— START OF RECORDS SHOWN —
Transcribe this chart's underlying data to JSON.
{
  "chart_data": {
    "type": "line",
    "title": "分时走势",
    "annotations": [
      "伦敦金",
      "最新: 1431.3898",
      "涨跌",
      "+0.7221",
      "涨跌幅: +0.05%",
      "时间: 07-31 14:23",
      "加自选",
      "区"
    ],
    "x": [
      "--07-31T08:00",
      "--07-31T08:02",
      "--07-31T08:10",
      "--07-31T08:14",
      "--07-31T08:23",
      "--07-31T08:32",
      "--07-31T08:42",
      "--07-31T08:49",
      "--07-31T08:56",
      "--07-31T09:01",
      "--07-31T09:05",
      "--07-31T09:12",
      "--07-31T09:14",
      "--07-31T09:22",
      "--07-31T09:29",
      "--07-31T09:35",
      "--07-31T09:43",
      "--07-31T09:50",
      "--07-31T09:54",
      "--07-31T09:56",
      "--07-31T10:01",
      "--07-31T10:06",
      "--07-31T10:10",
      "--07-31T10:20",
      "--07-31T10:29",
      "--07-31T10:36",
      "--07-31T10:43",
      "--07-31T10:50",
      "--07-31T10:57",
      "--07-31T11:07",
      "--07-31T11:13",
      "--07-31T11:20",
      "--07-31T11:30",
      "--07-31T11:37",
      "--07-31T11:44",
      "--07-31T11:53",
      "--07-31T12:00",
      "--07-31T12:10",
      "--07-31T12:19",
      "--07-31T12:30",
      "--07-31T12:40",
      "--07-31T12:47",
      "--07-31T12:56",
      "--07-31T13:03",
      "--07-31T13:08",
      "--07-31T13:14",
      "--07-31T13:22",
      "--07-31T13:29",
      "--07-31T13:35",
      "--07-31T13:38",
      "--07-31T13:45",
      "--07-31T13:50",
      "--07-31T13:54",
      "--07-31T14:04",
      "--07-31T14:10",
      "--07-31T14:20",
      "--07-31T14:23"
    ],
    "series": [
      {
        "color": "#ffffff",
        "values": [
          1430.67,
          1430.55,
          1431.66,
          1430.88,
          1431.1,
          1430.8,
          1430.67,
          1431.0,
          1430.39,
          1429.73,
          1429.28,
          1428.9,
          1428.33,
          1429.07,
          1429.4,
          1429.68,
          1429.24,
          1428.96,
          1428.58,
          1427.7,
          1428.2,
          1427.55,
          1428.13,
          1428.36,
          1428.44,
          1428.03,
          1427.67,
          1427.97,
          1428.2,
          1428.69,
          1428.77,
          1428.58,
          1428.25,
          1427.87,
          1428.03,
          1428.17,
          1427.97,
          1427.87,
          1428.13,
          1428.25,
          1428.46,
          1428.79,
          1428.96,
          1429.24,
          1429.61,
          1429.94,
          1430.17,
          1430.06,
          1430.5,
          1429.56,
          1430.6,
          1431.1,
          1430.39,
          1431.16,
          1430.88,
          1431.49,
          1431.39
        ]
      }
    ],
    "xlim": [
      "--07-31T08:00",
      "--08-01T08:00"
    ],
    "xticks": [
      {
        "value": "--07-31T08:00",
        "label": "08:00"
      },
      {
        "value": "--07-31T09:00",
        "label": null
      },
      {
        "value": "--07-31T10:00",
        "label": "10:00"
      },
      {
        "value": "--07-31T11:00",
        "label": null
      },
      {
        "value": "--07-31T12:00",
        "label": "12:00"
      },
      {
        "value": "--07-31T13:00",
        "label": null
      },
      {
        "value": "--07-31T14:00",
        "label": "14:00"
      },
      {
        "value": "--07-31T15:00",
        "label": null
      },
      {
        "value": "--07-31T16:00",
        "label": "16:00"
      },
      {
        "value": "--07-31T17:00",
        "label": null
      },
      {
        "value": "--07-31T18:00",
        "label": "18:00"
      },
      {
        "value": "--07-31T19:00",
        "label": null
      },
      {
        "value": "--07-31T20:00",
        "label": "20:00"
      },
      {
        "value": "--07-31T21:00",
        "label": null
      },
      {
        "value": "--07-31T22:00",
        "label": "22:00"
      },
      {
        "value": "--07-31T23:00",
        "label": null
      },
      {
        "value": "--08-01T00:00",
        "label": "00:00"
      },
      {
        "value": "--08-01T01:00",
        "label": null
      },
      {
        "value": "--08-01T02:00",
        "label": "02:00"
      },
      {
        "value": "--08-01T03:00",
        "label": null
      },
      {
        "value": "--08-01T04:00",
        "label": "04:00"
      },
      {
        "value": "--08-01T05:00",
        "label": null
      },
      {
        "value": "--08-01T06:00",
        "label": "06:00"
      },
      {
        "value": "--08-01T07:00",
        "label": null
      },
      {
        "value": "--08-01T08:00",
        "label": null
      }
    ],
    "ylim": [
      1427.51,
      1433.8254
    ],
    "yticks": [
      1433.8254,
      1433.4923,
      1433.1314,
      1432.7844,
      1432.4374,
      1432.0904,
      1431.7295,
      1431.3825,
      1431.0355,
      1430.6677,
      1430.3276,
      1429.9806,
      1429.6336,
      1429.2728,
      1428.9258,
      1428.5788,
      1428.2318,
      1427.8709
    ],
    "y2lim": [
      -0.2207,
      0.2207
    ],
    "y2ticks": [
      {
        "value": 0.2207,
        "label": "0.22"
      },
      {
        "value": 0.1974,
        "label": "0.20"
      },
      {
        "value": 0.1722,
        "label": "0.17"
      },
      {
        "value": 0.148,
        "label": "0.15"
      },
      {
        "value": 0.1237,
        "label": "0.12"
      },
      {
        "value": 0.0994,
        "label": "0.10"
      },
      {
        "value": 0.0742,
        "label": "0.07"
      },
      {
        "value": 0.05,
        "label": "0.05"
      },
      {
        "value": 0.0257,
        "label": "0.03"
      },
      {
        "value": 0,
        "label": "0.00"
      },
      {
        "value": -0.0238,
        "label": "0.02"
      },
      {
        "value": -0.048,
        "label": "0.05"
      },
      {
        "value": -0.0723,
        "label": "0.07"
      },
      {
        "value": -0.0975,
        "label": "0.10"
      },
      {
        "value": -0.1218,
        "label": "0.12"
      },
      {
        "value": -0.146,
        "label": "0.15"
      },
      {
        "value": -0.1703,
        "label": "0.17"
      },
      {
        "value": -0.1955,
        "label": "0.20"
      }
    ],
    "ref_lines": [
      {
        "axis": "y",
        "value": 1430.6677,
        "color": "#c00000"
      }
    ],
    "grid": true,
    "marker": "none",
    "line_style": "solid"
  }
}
— END OF RECORDS SHOWN —
_WHAT YOU HAVE TO DO_. Give back all the records exactly as they stand.

_OUTPUT FOR THIS TASK_.
Transcribe this chart's underlying data to JSON.
{
  "chart_data": {
    "type": "line",
    "title": "分时走势",
    "annotations": [
      "伦敦金",
      "最新: 1431.3898",
      "涨跌",
      "+0.7221",
      "涨跌幅: +0.05%",
      "时间: 07-31 14:23",
      "加自选",
      "区"
    ],
    "x": [
      "--07-31T08:00",
      "--07-31T08:02",
      "--07-31T08:10",
      "--07-31T08:14",
      "--07-31T08:23",
      "--07-31T08:32",
      "--07-31T08:42",
      "--07-31T08:49",
      "--07-31T08:56",
      "--07-31T09:01",
      "--07-31T09:05",
      "--07-31T09:12",
      "--07-31T09:14",
      "--07-31T09:22",
      "--07-31T09:29",
      "--07-31T09:35",
      "--07-31T09:43",
      "--07-31T09:50",
      "--07-31T09:54",
      "--07-31T09:56",
      "--07-31T10:01",
      "--07-31T10:06",
      "--07-31T10:10",
      "--07-31T10:20",
      "--07-31T10:29",
      "--07-31T10:36",
      "--07-31T10:43",
      "--07-31T10:50",
      "--07-31T10:57",
      "--07-31T11:07",
      "--07-31T11:13",
      "--07-31T11:20",
      "--07-31T11:30",
      "--07-31T11:37",
      "--07-31T11:44",
      "--07-31T11:53",
      "--07-31T12:00",
      "--07-31T12:10",
      "--07-31T12:19",
      "--07-31T12:30",
      "--07-31T12:40",
      "--07-31T12:47",
      "--07-31T12:56",
      "--07-31T13:03",
      "--07-31T13:08",
      "--07-31T13:14",
      "--07-31T13:22",
      "--07-31T13:29",
      "--07-31T13:35",
      "--07-31T13:38",
      "--07-31T13:45",
      "--07-31T13:50",
      "--07-31T13:54",
      "--07-31T14:04",
      "--07-31T14:10",
      "--07-31T14:20",
      "--07-31T14:23"
    ],
    "series": [
      {
        "color": "#ffffff",
        "values": [
          1430.67,
          1430.55,
          1431.66,
          1430.88,
          1431.1,
          1430.8,
          1430.67,
          1431.0,
          1430.39,
          1429.73,
          1429.28,
          1428.9,
          1428.33,
          1429.07,
          1429.4,
          1429.68,
          1429.24,
          1428.96,
          1428.58,
          1427.7,
          1428.2,
          1427.55,
          1428.13,
          1428.36,
          1428.44,
          1428.03,
          1427.67,
          1427.97,
          1428.2,
          1428.69,
          1428.77,
          1428.58,
          1428.25,
          1427.87,
          1428.03,
          1428.17,
          1427.97,
          1427.87,
          1428.13,
          1428.25,
          1428.46,
          1428.79,
          1428.96,
          1429.24,
          1429.61,
          1429.94,
          1430.17,
          1430.06,
          1430.5,
          1429.56,
          1430.6,
          1431.1,
          1430.39,
          1431.16,
          1430.88,
          1431.49,
          1431.39
        ]
      }
    ],
    "xlim": [
      "--07-31T08:00",
      "--08-01T08:00"
    ],
    "xticks": [
      {
        "value": "--07-31T08:00",
        "label": "08:00"
      },
      {
        "value": "--07-31T09:00",
        "label": null
      },
      {
        "value": "--07-31T10:00",
        "label": "10:00"
      },
      {
        "value": "--07-31T11:00",
        "label": null
      },
      {
        "value": "--07-31T12:00",
        "label": "12:00"
      },
      {
        "value": "--07-31T13:00",
        "label": null
      },
      {
        "value": "--07-31T14:00",
        "label": "14:00"
      },
      {
        "value": "--07-31T15:00",
        "label": null
      },
      {
        "value": "--07-31T16:00",
        "label": "16:00"
      },
      {
        "value": "--07-31T17:00",
        "label": null
      },
      {
        "value": "--07-31T18:00",
        "label": "18:00"
      },
      {
        "value": "--07-31T19:00",
        "label": null
      },
      {
        "value": "--07-31T20:00",
        "label": "20:00"
      },
      {
        "value": "--07-31T21:00",
        "label": null
      },
      {
        "value": "--07-31T22:00",
        "label": "22:00"
      },
      {
        "value": "--07-31T23:00",
        "label": null
      },
      {
        "value": "--08-01T00:00",
        "label": "00:00"
      },
      {
        "value": "--08-01T01:00",
        "label": null
      },
      {
        "value": "--08-01T02:00",
        "label": "02:00"
      },
      {
        "value": "--08-01T03:00",
        "label": null
      },
      {
        "value": "--08-01T04:00",
        "label": "04:00"
      },
      {
        "value": "--08-01T05:00",
        "label": null
      },
      {
        "value": "--08-01T06:00",
        "label": "06:00"
      },
      {
        "value": "--08-01T07:00",
        "label": null
      },
      {
        "value": "--08-01T08:00",
        "label": null
      }
    ],
    "ylim": [
      1427.51,
      1433.8254
    ],
    "yticks": [
      1433.8254,
      1433.4923,
      1433.1314,
      1432.7844,
      1432.4374,
      1432.0904,
      1431.7295,
      1431.3825,
      1431.0355,
      1430.6677,
      1430.3276,
      1429.9806,
      1429.6336,
      1429.2728,
      1428.9258,
      1428.5788,
      1428.2318,
      1427.8709
    ],
    "y2lim": [
      -0.2207,
      0.2207
    ],
    "y2ticks": [
      {
        "value": 0.2207,
        "label": "0.22"
      },
      {
        "value": 0.1974,
        "label": "0.20"
      },
      {
        "value": 0.1722,
        "label": "0.17"
      },
      {
        "value": 0.148,
        "label": "0.15"
      },
      {
        "value": 0.1237,
        "label": "0.12"
      },
      {
        "value": 0.0994,
        "label": "0.10"
      },
      {
        "value": 0.0742,
        "label": "0.07"
      },
      {
        "value": 0.05,
        "label": "0.05"
      },
      {
        "value": 0.0257,
        "label": "0.03"
      },
      {
        "value": 0,
        "label": "0.00"
      },
      {
        "value": -0.0238,
        "label": "0.02"
      },
      {
        "value": -0.048,
        "label": "0.05"
      },
      {
        "value": -0.0723,
        "label": "0.07"
      },
      {
        "value": -0.0975,
        "label": "0.10"
      },
      {
        "value": -0.1218,
        "label": "0.12"
      },
      {
        "value": -0.146,
        "label": "0.15"
      },
      {
        "value": -0.1703,
        "label": "0.17"
      },
      {
        "value": -0.1955,
        "label": "0.20"
      }
    ],
    "ref_lines": [
      {
        "axis": "y",
        "value": 1430.6677,
        "color": "#c00000"
      }
    ],
    "grid": true,
    "marker": "none",
    "line_style": "solid"
  }
}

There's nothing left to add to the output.